→ The exercise: Every line of the material is to be repeated exactly as it stands.

→ Data to use:
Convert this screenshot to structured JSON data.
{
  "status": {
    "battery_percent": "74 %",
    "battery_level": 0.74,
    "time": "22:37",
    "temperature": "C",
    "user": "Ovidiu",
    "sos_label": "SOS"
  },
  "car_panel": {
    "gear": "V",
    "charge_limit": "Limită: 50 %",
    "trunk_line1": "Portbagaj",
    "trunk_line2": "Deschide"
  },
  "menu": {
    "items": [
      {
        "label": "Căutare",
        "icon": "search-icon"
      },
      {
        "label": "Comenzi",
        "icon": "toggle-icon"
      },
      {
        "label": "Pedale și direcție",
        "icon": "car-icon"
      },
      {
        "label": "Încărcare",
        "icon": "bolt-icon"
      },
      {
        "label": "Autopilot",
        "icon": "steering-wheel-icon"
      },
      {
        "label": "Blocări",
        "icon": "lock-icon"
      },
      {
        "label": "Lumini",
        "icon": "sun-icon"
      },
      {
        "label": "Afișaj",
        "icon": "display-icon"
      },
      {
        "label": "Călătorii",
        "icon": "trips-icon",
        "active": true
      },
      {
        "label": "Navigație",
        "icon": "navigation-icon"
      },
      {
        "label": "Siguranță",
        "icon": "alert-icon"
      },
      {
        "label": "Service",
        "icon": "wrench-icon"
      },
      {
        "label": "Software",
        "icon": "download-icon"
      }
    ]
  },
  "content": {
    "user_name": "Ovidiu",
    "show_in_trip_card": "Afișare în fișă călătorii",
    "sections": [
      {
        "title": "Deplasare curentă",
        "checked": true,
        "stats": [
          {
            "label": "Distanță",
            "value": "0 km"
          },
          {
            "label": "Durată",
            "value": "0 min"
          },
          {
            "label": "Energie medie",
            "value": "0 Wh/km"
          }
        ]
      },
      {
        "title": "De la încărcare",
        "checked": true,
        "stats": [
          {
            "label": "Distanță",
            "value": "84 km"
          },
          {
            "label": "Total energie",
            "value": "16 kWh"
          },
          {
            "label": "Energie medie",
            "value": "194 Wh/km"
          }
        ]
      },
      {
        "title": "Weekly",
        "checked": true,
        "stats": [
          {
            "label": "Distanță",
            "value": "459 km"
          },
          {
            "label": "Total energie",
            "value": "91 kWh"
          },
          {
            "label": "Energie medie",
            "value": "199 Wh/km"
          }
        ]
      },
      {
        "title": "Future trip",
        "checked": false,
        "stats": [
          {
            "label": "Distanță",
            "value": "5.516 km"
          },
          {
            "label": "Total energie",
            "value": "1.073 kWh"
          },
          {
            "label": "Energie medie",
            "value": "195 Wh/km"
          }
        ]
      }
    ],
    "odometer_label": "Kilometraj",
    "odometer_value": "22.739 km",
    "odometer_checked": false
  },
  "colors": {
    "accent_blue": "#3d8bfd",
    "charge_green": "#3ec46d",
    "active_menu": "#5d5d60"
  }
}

→ Task response:
Convert this screenshot to structured JSON data.
{
  "status": {
    "battery_percent": "74 %",
    "battery_level": 0.74,
    "time": "22:37",
    "temperature": "C",
    "user": "Ovidiu",
    "sos_label": "SOS"
  },
  "car_panel": {
    "gear": "V",
    "charge_limit": "Limită: 50 %",
    "trunk_line1": "Portbagaj",
    "trunk_line2": "Deschide"
  },
  "menu": {
    "items": [
      {
        "label": "Căutare",
        "icon": "search-icon"
      },
      {
        "label": "Comenzi",
        "icon": "toggle-icon"
      },
      {
        "label": "Pedale și direcție",
        "icon": "car-icon"
      },
      {
        "label": "Încărcare",
        "icon": "bolt-icon"
      },
      {
        "label": "Autopilot",
        "icon": "steering-wheel-icon"
      },
      {
        "label": "Blocări",
        "icon": "lock-icon"
      },
      {
        "label": "Lumini",
        "icon": "sun-icon"
      },
      {
        "label": "Afișaj",
        "icon": "display-icon"
      },
      {
        "label": "Călătorii",
        "icon": "trips-icon",
        "active": true
      },
      {
        "label": "Navigație",
        "icon": "navigation-icon"
      },
      {
        "label": "Siguranță",
        "icon": "alert-icon"
      },
      {
        "label": "Service",
        "icon": "wrench-icon"
      },
      {
        "label": "Software",
        "icon": "download-icon"
      }
    ]
  },
  "content": {
    "user_name": "Ovidiu",
    "show_in_trip_card": "Afișare în fișă călătorii",
    "sections": [
      {
        "title": "Deplasare curentă",
        "checked": true,
        "stats": [
          {
            "label": "Distanță",
            "value": "0 km"
          },
          {
            "label": "Durată",
            "value": "0 min"
          },
          {
            "label": "Energie medie",
            "value": "0 Wh/km"
          }
        ]
      },
      {
        "title": "De la încărcare",
        "checked": true,
        "stats": [
          {
            "label": "Distanță",
            "value": "84 km"
          },
          {
            "label": "Total energie",
            "value": "16 kWh"
          },
          {
            "label": "Energie medie",
            "value": "194 Wh/km"
          }
        ]
      },
      {
        "title": "Weekly",
        "checked": true,
        "stats": [
          {
            "label": "Distanță",
            "value": "459 km"
          },
          {
            "label": "Total energie",
            "value": "91 kWh"
          },
          {
            "label": "Energie medie",
            "value": "199 Wh/km"
          }
        ]
      },
      {
        "title": "Future trip",
        "checked": false,
        "stats": [
          {
            "label": "Distanță",
            "value": "5.516 km"
          },
          {
            "label": "Total energie",
            "value": "1.073 kWh"
          },
          {
            "label": "Energie medie",
            "value": "195 Wh/km"
          }
        ]
      }
    ],
    "odometer_label": "Kilometraj",
    "odometer_value": "22.739 km",
    "odometer_checked": false
  },
  "colors": {
    "accent_blue": "#3d8bfd",
    "charge_green": "#3ec46d",
    "active_menu": "#5d5d60"
  }
}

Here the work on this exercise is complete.